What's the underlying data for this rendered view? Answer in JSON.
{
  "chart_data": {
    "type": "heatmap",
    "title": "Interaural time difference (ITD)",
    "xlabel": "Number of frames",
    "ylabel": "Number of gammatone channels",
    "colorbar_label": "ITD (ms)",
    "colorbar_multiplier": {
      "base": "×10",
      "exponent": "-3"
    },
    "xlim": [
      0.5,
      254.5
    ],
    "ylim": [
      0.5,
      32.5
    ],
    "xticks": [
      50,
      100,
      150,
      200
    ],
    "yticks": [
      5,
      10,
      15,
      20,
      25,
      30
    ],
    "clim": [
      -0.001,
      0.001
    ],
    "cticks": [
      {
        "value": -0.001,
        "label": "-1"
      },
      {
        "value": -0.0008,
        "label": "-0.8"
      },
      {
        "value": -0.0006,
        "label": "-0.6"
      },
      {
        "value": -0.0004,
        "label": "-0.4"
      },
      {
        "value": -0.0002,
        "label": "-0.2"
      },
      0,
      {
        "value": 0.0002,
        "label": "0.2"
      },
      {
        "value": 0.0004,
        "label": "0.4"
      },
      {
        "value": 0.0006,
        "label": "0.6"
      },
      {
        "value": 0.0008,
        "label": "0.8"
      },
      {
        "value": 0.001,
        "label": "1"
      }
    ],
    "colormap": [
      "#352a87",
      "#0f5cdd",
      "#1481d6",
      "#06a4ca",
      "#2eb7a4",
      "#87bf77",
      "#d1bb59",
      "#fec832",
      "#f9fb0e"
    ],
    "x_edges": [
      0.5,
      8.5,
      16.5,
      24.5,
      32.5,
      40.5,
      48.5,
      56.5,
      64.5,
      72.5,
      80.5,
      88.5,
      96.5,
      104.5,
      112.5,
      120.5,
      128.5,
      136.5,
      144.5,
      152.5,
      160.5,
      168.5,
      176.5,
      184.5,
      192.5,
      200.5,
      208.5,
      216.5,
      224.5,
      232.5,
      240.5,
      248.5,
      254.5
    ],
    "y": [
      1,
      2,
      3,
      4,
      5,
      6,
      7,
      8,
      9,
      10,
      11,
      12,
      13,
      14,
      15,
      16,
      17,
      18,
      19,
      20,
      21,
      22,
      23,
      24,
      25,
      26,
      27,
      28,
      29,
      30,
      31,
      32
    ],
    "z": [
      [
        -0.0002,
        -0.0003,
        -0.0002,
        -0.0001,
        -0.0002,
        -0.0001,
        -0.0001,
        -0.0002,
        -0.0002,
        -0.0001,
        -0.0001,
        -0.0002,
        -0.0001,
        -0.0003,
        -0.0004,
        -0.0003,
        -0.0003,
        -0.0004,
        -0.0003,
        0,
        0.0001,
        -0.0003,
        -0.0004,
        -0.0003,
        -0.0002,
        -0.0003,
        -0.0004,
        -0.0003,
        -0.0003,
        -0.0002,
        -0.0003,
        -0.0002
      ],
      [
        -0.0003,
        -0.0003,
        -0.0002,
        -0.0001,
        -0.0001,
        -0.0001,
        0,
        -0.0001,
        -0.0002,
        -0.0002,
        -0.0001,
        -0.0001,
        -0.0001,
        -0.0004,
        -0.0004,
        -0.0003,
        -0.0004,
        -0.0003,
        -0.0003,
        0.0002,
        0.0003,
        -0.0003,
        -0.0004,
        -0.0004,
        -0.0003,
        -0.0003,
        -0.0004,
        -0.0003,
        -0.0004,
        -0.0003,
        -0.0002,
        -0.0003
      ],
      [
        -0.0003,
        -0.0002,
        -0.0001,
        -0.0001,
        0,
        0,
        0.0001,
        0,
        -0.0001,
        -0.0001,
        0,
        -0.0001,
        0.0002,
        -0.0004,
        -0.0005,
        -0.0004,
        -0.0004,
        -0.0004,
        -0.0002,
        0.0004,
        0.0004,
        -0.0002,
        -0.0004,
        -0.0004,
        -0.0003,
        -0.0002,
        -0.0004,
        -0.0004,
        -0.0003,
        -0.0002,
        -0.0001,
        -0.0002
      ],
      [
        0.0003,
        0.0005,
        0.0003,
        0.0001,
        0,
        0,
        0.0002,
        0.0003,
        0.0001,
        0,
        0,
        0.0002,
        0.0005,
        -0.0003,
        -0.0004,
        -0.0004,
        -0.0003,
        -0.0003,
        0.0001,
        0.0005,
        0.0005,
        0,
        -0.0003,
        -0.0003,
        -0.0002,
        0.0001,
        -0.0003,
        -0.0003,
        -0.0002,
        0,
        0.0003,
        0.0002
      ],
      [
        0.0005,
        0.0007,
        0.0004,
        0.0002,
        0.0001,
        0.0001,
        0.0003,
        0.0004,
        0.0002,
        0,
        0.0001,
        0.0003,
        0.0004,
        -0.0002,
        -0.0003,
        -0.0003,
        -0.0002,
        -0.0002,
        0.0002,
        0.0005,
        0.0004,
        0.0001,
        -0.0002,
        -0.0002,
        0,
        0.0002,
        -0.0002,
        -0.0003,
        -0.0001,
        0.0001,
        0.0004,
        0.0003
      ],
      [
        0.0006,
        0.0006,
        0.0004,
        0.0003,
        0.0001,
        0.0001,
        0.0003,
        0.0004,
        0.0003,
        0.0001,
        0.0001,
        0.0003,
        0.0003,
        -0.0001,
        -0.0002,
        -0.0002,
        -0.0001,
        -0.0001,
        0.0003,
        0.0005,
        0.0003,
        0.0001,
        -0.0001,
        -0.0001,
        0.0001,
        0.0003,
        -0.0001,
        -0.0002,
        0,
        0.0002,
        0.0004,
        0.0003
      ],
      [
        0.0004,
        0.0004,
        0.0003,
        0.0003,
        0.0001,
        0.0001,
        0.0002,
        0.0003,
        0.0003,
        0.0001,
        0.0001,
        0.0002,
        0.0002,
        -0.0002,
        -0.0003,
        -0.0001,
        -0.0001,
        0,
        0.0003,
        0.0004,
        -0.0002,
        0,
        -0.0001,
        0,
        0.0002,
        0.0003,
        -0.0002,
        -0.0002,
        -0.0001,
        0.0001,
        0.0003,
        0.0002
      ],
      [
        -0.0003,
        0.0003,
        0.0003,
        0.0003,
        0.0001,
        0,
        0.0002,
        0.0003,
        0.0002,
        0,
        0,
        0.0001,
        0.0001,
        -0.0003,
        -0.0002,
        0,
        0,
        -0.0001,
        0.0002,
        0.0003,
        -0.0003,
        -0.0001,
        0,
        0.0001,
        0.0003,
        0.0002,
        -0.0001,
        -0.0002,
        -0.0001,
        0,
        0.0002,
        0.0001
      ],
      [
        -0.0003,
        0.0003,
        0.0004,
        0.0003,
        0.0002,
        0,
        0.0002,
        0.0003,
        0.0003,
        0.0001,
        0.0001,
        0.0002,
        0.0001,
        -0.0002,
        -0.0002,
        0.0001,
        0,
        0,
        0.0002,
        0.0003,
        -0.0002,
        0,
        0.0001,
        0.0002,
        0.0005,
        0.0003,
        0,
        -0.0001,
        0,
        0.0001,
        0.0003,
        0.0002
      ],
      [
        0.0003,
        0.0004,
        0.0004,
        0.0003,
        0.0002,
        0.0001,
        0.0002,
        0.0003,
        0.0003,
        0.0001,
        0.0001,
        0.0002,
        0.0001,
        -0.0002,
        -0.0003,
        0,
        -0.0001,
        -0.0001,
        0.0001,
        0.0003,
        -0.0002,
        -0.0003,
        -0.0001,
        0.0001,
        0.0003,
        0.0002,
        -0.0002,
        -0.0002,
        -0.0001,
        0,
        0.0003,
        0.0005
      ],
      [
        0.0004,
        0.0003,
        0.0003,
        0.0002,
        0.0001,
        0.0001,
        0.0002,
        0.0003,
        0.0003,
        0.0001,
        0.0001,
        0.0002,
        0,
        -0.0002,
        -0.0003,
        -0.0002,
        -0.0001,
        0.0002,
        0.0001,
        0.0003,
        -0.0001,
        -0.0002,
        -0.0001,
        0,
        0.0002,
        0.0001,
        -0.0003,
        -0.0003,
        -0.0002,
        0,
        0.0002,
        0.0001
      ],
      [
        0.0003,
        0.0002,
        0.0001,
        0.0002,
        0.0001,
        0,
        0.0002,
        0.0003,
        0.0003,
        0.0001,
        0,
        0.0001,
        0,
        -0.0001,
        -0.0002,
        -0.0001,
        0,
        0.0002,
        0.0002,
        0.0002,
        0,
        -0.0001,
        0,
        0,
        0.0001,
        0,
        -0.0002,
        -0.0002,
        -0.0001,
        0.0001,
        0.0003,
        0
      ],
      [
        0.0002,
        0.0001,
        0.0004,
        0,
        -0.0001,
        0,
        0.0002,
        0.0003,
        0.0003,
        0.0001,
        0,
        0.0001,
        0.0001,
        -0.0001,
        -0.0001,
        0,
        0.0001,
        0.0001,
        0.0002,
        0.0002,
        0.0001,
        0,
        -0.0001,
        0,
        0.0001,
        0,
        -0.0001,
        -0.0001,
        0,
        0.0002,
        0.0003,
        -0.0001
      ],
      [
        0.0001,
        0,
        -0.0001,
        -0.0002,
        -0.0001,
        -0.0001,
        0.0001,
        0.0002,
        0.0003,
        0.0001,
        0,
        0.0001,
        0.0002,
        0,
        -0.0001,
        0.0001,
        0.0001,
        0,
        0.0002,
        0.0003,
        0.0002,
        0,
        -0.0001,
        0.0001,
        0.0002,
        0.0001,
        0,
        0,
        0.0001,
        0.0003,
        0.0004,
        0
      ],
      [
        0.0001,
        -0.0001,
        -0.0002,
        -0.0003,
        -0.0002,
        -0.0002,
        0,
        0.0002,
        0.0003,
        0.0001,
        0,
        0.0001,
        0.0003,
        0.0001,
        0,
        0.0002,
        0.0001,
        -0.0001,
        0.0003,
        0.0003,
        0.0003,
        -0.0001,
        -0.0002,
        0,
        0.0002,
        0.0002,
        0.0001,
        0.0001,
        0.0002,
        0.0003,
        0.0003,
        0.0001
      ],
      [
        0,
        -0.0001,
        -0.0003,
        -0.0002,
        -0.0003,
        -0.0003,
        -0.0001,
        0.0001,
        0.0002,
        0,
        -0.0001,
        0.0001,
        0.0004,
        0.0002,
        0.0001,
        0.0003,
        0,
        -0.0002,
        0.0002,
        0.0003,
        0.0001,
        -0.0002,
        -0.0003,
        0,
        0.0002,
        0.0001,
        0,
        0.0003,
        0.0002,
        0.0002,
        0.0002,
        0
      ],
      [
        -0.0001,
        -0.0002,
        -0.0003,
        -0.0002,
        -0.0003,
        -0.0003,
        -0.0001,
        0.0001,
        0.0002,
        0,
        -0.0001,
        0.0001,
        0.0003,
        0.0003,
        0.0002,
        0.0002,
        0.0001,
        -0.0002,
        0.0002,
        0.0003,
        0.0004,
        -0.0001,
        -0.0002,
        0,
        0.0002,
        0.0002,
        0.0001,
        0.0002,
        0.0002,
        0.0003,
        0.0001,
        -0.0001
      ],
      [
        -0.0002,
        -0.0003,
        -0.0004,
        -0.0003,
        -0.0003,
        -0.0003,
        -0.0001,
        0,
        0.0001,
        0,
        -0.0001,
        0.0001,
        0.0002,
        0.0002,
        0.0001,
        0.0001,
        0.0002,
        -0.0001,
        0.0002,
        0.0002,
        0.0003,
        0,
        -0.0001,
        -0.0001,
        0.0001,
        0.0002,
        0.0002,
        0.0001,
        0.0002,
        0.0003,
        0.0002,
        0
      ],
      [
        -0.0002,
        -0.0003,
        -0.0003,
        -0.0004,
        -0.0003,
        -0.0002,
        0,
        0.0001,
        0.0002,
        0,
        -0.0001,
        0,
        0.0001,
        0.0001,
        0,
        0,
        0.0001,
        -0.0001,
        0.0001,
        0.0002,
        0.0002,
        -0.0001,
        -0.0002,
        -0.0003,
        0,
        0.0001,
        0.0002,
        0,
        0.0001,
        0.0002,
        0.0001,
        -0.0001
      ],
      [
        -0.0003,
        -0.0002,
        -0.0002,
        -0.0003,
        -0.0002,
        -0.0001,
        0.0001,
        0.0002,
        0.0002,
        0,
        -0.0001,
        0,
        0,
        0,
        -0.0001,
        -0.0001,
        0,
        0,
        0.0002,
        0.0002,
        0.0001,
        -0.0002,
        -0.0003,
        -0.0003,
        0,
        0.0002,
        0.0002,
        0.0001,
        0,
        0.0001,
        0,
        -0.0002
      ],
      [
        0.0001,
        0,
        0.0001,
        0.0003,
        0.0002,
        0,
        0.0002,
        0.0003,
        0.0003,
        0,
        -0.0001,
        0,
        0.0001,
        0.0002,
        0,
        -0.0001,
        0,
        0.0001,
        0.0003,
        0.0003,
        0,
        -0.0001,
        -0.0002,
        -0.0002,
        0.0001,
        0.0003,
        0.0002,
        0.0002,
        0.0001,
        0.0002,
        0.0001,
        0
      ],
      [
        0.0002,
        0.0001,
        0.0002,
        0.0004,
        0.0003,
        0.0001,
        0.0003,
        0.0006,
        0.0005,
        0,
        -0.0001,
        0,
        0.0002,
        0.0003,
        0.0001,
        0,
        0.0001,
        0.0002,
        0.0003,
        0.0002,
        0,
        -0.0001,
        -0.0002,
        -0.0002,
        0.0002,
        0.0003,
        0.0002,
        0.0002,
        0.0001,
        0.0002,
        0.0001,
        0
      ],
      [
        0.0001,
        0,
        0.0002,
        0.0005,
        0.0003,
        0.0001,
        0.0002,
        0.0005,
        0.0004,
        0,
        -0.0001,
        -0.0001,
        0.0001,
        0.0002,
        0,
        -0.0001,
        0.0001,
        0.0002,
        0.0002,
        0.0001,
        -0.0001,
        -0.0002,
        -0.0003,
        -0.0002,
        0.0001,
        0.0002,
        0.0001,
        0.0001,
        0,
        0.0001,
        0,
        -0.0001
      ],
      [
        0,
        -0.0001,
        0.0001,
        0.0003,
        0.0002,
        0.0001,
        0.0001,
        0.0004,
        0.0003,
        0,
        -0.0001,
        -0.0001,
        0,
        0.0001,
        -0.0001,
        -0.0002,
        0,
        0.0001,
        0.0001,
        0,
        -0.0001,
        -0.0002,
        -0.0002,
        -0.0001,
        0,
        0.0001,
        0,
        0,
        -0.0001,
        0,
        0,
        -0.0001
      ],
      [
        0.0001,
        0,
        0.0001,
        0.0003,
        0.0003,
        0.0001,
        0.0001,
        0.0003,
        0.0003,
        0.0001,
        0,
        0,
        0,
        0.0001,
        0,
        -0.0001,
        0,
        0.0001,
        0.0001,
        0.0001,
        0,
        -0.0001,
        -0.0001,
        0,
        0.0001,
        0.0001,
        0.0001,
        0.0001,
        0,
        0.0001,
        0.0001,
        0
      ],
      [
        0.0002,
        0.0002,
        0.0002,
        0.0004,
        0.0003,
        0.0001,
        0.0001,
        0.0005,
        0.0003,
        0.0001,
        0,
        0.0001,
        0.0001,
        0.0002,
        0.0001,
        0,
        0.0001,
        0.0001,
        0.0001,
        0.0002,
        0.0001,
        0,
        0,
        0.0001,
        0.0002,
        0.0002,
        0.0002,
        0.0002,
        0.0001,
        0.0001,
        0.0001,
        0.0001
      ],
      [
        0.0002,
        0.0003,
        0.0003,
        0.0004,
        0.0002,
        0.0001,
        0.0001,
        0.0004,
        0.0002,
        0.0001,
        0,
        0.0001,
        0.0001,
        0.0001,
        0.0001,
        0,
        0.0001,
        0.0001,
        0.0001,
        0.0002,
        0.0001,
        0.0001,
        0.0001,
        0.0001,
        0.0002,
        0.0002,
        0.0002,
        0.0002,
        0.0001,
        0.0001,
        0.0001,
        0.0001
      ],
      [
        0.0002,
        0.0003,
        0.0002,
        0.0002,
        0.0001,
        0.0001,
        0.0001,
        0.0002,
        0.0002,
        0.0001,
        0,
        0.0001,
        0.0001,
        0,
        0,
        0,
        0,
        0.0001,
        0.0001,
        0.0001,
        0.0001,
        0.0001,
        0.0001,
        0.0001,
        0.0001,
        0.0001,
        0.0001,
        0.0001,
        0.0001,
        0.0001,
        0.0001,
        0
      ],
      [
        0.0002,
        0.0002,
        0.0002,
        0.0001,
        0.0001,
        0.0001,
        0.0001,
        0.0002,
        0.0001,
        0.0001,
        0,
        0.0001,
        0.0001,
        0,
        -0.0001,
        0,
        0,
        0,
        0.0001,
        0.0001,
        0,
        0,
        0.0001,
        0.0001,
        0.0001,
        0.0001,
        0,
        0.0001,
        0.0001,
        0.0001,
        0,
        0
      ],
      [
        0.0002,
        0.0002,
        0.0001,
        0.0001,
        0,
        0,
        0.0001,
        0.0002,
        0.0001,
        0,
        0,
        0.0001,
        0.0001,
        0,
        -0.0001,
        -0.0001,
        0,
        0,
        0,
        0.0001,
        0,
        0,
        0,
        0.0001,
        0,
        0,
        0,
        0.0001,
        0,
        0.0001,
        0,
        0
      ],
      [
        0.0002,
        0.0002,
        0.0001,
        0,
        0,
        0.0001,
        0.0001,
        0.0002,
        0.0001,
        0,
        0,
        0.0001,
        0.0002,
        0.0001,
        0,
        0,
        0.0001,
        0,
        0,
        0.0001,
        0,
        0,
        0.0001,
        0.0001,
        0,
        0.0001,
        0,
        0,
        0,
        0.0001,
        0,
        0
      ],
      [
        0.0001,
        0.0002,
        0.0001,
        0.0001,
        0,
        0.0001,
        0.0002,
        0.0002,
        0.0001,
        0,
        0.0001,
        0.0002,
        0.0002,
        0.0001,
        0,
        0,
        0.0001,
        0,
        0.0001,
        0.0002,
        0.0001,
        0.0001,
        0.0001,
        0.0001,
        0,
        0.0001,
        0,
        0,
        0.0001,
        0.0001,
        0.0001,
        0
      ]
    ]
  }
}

> [Stated goal] Look above for every line with the word "Number" and copy it.

> [Written solution]
    "xlabel": "Number of frames",
    "ylabel": "Number of gammatone channels",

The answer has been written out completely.